> DIRECTIONS FOR THIS TASK
Search the records that follow and extract every line containing the string "Management".

> SUPPLIED MATERIAL

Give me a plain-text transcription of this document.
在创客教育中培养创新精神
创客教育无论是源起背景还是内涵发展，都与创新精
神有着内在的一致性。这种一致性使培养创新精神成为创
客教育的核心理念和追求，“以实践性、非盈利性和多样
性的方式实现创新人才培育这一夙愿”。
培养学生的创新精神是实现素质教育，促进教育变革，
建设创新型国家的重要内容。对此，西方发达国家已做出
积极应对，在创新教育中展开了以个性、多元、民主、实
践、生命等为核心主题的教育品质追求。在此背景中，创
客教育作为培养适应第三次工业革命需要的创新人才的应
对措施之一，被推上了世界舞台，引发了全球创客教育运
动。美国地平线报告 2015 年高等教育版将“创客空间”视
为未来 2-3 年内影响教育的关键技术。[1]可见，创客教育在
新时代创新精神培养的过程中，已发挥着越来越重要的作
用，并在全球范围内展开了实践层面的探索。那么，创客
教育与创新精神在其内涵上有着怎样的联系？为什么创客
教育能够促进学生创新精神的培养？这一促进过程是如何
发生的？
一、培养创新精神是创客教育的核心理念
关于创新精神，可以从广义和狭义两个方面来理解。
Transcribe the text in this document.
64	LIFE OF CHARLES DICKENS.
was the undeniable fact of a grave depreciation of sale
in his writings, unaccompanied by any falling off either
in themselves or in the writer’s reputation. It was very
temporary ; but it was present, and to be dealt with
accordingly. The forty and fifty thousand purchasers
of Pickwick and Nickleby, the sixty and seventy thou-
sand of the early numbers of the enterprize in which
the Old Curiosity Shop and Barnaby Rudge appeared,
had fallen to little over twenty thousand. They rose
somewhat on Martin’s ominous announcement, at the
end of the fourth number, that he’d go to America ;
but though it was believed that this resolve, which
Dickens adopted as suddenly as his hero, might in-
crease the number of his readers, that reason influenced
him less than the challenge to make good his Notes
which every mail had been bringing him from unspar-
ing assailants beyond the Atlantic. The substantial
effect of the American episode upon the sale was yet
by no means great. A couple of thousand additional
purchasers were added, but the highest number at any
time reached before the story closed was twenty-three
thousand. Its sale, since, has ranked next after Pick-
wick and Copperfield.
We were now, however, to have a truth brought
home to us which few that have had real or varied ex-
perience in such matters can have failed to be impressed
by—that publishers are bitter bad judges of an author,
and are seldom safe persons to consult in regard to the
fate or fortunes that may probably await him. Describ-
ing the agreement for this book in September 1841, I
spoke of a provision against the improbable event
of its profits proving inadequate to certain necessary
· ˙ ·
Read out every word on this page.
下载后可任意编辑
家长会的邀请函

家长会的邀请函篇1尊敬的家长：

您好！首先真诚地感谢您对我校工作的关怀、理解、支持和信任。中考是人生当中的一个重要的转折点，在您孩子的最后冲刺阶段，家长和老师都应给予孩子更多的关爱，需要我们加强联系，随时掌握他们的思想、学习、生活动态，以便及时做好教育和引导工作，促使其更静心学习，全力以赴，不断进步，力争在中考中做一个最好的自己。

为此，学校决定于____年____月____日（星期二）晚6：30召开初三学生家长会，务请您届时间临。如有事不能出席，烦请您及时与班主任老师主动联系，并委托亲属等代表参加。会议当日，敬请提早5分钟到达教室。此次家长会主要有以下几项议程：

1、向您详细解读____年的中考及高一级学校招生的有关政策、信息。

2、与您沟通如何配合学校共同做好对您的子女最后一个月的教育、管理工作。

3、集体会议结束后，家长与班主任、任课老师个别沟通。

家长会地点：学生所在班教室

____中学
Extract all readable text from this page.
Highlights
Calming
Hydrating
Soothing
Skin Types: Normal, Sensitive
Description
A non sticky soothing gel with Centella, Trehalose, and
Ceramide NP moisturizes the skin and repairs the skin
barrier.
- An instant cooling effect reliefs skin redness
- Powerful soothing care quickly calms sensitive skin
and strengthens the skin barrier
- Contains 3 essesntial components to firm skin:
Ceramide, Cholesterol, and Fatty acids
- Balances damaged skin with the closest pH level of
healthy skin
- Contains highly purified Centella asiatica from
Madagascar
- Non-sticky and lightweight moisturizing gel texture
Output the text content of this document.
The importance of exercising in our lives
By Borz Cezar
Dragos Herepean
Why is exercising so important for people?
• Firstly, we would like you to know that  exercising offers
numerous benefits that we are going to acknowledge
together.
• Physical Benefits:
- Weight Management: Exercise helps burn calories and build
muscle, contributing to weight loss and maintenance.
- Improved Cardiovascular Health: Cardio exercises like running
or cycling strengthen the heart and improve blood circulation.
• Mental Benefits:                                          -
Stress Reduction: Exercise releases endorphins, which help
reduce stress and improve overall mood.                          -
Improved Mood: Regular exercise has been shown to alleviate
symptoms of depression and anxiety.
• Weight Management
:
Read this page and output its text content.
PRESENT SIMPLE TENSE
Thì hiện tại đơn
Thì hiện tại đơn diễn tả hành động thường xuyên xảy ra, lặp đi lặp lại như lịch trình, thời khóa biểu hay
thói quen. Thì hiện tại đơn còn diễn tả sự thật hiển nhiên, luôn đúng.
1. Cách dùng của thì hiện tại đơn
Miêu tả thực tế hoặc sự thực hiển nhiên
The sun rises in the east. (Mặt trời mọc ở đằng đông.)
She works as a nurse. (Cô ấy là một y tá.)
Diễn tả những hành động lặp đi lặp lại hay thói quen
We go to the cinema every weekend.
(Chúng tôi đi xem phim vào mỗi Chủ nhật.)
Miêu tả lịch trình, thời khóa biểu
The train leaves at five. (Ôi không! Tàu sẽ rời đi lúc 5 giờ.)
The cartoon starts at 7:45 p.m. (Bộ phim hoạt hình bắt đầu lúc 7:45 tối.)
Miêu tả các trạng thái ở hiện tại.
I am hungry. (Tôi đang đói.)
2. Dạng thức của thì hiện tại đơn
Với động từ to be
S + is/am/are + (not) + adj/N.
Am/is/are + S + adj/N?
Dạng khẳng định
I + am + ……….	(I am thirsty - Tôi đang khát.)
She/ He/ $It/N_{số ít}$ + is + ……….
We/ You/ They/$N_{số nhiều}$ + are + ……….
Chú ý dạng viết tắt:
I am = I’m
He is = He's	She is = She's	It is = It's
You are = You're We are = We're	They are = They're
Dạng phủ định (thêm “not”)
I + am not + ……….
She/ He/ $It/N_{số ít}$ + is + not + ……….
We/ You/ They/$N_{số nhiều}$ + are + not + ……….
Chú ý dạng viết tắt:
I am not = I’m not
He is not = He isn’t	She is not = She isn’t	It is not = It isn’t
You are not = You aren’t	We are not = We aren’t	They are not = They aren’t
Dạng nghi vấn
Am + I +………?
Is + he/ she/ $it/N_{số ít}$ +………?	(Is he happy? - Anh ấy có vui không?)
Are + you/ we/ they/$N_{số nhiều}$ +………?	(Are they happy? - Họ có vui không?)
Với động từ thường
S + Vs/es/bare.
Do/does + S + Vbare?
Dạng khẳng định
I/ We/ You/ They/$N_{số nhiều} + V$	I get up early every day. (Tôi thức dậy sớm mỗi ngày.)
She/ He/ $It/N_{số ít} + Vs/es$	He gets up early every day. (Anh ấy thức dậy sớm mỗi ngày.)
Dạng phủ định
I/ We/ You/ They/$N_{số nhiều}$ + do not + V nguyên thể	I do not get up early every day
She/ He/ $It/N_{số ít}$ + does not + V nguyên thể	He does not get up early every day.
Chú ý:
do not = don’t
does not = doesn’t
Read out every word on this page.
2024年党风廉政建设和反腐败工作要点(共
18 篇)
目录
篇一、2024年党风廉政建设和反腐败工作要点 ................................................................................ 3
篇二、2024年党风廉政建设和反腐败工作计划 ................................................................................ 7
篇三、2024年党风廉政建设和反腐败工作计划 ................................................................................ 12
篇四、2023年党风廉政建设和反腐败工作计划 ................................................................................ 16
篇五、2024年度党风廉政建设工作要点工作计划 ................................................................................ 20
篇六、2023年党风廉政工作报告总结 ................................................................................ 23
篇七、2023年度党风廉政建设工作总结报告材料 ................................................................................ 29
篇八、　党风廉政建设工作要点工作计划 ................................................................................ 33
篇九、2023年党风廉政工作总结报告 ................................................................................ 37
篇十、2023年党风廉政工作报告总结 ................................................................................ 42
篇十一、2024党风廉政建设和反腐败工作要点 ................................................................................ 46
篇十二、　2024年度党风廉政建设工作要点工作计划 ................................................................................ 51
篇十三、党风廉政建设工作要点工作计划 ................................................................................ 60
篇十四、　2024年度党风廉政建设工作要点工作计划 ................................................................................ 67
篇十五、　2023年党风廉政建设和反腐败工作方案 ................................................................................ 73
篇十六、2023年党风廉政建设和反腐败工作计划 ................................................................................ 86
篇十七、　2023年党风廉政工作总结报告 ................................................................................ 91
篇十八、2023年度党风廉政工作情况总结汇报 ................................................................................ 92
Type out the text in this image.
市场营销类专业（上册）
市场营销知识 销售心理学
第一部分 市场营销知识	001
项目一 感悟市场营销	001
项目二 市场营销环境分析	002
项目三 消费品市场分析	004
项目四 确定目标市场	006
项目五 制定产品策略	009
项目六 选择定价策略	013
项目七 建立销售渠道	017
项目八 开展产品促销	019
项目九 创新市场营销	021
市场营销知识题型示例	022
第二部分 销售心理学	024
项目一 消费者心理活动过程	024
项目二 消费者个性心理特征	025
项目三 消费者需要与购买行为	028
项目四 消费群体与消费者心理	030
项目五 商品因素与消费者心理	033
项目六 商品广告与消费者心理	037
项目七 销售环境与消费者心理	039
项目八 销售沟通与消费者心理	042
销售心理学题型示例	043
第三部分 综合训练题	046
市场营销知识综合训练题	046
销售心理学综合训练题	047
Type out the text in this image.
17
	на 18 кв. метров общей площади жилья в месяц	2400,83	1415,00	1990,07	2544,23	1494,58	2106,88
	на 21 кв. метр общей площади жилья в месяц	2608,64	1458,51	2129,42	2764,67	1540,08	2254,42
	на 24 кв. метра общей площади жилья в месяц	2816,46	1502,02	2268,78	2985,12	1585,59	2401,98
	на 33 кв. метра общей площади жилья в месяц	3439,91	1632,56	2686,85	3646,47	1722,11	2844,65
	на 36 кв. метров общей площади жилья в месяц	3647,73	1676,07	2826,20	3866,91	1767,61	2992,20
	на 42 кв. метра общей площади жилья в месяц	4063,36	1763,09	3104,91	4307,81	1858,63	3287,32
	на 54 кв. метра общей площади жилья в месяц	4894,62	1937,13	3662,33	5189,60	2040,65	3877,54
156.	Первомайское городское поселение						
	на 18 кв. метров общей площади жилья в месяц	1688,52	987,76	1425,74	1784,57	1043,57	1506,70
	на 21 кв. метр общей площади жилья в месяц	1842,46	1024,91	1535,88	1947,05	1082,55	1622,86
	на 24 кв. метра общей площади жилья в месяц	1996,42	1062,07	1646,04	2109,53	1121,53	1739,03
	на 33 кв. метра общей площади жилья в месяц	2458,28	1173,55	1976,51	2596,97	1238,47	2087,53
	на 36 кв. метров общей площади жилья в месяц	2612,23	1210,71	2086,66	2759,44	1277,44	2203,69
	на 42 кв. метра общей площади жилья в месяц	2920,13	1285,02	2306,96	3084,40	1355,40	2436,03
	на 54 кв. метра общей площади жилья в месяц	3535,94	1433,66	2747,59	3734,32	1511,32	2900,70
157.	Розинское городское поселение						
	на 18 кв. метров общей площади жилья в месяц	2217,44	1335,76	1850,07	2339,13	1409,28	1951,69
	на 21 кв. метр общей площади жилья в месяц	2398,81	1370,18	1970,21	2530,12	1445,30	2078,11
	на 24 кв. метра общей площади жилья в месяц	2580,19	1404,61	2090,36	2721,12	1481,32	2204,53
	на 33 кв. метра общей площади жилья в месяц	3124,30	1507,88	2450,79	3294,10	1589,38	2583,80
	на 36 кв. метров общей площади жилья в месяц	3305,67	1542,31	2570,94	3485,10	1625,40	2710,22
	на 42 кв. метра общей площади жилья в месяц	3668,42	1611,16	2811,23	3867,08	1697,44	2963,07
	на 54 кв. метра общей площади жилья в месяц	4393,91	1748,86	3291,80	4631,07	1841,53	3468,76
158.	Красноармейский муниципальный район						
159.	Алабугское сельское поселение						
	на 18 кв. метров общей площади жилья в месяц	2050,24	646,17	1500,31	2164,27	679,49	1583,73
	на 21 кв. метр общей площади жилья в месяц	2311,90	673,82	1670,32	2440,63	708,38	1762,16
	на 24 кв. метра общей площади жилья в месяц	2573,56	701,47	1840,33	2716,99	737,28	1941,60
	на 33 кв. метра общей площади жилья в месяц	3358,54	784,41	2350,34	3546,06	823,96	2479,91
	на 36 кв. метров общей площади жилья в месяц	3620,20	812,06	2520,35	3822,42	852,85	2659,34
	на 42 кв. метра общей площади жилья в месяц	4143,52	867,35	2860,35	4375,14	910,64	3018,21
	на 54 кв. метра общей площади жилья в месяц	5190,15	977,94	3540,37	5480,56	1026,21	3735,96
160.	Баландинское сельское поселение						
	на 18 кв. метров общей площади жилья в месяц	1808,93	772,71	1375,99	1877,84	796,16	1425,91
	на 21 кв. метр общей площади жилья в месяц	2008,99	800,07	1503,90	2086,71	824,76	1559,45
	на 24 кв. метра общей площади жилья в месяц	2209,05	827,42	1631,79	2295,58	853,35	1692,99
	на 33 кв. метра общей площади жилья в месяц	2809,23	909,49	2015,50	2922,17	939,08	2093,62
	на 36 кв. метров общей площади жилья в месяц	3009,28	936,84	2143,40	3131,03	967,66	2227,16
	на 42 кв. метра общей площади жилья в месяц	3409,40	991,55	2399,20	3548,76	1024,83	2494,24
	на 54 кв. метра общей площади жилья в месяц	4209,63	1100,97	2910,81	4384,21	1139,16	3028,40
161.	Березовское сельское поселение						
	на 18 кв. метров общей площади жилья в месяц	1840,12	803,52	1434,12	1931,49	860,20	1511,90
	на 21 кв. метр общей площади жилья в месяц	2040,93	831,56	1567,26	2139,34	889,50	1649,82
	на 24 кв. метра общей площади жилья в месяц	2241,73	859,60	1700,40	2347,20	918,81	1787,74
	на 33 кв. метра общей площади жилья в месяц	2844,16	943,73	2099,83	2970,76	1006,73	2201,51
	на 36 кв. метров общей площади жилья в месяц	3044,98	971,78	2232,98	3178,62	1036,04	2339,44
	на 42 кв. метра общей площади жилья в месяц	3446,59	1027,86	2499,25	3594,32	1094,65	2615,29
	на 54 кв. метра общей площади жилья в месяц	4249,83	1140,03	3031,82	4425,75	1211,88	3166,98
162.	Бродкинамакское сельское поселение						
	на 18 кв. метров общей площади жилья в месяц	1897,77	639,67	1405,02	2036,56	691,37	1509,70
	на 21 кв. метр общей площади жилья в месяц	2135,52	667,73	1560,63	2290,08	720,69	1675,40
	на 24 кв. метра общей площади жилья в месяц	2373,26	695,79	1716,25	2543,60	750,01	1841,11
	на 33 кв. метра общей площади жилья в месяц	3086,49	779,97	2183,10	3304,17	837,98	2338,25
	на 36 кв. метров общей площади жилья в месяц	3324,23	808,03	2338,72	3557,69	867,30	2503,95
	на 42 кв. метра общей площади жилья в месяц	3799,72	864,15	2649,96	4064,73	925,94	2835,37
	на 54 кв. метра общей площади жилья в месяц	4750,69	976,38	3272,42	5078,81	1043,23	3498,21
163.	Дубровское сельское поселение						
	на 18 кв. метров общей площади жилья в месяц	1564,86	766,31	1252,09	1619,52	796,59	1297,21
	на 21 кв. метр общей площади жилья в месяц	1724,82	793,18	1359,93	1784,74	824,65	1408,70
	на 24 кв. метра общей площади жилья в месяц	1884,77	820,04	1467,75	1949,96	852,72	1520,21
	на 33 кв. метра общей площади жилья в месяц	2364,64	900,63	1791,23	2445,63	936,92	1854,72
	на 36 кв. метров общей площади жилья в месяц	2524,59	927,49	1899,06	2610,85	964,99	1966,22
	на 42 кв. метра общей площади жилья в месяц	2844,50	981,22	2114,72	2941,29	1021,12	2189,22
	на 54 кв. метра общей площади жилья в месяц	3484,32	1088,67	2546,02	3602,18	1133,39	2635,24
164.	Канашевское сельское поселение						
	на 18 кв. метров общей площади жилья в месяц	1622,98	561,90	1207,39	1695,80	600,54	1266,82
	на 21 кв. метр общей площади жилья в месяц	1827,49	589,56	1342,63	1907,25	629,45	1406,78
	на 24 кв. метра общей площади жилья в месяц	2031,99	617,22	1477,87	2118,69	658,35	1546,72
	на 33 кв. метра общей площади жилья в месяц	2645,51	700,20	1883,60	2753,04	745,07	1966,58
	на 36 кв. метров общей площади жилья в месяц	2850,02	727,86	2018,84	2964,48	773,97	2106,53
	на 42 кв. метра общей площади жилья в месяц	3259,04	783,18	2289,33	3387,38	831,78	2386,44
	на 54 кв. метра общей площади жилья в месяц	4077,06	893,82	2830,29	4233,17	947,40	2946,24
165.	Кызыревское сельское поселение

> FINAL RESULT
- Weight Management: Exercise helps burn calories and build
• Weight Management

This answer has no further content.